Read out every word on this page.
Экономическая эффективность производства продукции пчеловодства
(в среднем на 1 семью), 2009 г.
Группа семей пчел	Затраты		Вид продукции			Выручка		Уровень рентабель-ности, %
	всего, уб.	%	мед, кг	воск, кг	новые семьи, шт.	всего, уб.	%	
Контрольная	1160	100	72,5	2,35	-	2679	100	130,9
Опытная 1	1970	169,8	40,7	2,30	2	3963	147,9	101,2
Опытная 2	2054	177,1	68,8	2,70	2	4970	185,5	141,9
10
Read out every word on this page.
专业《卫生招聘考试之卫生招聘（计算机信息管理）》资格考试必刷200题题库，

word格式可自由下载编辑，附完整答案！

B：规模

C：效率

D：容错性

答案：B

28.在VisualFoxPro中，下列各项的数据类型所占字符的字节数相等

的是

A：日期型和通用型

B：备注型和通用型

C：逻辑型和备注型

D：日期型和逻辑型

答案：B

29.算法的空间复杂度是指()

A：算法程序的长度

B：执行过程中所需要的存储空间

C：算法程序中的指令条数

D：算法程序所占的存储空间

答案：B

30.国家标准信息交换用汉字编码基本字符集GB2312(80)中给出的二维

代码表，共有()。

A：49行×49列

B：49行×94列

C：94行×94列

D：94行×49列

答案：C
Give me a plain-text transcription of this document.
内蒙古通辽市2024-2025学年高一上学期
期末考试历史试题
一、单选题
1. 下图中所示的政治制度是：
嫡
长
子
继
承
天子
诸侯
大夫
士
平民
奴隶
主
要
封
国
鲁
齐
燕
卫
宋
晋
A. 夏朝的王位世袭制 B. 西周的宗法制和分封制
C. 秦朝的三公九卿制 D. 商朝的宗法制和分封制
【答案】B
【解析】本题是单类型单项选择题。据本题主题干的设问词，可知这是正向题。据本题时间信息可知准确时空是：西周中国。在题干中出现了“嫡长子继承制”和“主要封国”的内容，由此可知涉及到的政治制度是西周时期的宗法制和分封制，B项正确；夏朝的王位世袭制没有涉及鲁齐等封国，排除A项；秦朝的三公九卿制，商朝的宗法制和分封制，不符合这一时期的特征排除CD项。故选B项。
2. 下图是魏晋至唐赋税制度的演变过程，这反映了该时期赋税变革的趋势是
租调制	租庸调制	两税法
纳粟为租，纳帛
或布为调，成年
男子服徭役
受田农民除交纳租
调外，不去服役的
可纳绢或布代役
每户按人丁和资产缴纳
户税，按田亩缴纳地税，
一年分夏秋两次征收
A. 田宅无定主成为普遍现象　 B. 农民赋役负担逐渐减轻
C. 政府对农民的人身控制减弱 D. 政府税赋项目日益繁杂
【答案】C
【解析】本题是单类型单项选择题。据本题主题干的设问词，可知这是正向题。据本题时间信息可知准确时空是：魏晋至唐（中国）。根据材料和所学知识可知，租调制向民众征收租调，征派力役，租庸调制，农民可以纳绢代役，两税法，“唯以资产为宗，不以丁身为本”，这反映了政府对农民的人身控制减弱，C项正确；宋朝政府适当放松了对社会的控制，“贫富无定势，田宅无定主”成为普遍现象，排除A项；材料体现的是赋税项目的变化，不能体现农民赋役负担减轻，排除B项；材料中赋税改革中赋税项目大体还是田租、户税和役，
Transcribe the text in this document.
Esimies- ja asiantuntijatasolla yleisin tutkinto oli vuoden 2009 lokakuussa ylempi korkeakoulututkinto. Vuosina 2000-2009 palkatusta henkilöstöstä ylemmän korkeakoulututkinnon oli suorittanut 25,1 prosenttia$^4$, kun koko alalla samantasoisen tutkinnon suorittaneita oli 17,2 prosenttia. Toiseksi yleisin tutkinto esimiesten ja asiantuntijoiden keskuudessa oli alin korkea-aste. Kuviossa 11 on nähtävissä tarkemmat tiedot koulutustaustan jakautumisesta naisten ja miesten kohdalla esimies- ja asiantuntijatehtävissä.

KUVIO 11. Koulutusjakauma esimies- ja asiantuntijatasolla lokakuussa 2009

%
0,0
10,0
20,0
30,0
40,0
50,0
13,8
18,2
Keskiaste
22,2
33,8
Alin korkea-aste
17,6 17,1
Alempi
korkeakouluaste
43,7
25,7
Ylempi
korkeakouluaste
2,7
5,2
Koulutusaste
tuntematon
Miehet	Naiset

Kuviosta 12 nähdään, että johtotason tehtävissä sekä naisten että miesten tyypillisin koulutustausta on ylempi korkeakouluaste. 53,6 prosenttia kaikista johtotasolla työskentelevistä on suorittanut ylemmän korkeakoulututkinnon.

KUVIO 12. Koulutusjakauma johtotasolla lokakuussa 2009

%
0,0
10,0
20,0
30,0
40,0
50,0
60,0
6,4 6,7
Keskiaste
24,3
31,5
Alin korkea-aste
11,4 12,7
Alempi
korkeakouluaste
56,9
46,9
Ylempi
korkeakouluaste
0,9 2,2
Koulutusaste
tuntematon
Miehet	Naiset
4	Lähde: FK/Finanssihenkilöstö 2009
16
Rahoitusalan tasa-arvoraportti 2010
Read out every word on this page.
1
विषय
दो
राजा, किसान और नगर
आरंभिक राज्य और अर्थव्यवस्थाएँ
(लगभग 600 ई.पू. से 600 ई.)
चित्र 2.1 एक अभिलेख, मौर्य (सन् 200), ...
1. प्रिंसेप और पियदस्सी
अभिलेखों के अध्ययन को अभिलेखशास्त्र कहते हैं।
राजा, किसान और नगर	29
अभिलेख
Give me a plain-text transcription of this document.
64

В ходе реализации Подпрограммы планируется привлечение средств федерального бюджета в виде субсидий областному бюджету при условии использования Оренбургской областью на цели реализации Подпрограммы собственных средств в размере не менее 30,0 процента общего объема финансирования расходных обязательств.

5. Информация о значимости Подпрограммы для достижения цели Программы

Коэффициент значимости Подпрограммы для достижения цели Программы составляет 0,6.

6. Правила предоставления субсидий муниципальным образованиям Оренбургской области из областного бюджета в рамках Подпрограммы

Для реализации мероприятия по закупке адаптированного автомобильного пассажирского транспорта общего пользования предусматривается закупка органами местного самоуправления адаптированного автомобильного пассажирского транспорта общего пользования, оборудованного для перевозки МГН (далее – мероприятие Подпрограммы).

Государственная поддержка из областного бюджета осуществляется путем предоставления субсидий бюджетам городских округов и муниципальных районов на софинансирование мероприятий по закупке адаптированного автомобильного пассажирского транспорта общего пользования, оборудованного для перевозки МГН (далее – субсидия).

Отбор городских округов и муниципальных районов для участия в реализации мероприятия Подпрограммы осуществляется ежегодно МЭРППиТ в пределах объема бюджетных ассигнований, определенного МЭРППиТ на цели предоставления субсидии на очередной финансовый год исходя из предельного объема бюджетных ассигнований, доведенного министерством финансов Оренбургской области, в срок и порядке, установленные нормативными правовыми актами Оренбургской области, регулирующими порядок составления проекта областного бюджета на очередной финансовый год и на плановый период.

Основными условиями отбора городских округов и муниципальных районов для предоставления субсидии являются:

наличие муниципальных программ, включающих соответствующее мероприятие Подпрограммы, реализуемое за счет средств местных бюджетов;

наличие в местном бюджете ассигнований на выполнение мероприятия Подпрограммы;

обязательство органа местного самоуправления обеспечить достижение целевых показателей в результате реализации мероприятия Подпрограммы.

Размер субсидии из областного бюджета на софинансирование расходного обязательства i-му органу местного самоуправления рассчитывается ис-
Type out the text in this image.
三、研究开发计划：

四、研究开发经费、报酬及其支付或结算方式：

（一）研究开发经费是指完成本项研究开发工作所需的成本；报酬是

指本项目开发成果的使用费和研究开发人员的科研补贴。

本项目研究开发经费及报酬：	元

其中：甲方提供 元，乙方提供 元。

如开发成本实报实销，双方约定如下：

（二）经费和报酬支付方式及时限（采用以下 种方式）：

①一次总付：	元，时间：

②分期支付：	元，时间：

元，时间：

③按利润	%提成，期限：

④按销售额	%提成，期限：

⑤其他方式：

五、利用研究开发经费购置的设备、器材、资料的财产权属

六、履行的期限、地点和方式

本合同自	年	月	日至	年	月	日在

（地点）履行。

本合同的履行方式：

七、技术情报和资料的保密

# DESCRIPTION OF THE TASK
Produce an exact repeat of the lines from the one containing "Type out the text in this image." through the last line of the data, and nothing more.

# OUTPUT BELOW
Type out the text in this image.
三、研究开发计划：

四、研究开发经费、报酬及其支付或结算方式：

（一）研究开发经费是指完成本项研究开发工作所需的成本；报酬是

指本项目开发成果的使用费和研究开发人员的科研补贴。

本项目研究开发经费及报酬：	元

其中：甲方提供 元，乙方提供 元。

如开发成本实报实销，双方约定如下：

（二）经费和报酬支付方式及时限（采用以下 种方式）：

①一次总付：	元，时间：

②分期支付：	元，时间：

元，时间：

③按利润	%提成，期限：

④按销售额	%提成，期限：

⑤其他方式：

五、利用研究开发经费购置的设备、器材、资料的财产权属

六、履行的期限、地点和方式

本合同自	年	月	日至	年	月	日在

（地点）履行。

本合同的履行方式：

七、技术情报和资料的保密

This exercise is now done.